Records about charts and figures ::
/---
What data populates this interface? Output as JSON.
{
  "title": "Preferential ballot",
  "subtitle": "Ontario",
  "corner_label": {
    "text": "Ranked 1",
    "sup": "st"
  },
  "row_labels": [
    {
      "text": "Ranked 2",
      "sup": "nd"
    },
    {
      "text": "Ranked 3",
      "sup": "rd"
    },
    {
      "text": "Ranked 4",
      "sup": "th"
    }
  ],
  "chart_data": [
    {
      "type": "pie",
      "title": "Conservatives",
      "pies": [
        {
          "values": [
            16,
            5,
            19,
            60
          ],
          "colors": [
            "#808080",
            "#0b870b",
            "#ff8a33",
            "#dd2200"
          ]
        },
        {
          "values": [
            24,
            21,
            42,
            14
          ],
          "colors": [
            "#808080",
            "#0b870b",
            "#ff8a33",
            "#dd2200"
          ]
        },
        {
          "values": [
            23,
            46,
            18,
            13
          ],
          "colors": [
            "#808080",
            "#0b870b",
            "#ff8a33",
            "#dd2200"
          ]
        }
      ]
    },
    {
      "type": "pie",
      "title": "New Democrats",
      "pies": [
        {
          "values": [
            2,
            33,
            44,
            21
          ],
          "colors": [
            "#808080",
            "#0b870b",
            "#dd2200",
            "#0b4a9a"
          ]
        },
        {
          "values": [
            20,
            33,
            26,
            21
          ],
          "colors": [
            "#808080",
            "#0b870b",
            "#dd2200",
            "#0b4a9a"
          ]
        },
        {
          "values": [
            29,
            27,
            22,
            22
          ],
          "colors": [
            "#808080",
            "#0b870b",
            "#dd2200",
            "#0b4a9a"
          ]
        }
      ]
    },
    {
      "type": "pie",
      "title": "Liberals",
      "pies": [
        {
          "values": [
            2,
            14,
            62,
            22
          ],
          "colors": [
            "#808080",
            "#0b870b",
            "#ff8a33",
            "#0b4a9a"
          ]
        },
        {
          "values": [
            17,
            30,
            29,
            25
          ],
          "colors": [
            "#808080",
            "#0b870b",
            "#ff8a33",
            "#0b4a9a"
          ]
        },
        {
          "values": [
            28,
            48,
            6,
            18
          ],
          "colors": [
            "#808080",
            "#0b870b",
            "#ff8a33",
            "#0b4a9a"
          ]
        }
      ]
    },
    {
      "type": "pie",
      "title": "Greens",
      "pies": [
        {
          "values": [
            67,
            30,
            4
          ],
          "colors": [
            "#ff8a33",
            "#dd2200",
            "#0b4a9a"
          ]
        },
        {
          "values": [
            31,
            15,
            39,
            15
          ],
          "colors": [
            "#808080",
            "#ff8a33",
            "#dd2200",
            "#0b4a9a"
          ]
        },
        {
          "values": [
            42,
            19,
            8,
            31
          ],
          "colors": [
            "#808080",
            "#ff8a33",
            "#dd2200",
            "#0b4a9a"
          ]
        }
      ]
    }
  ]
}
\---
REQUIREMENT :: Within the data above, count the lines that contain the string "Ranked"; the reply is the number alone.

WRITTEN SOLUTION :: 4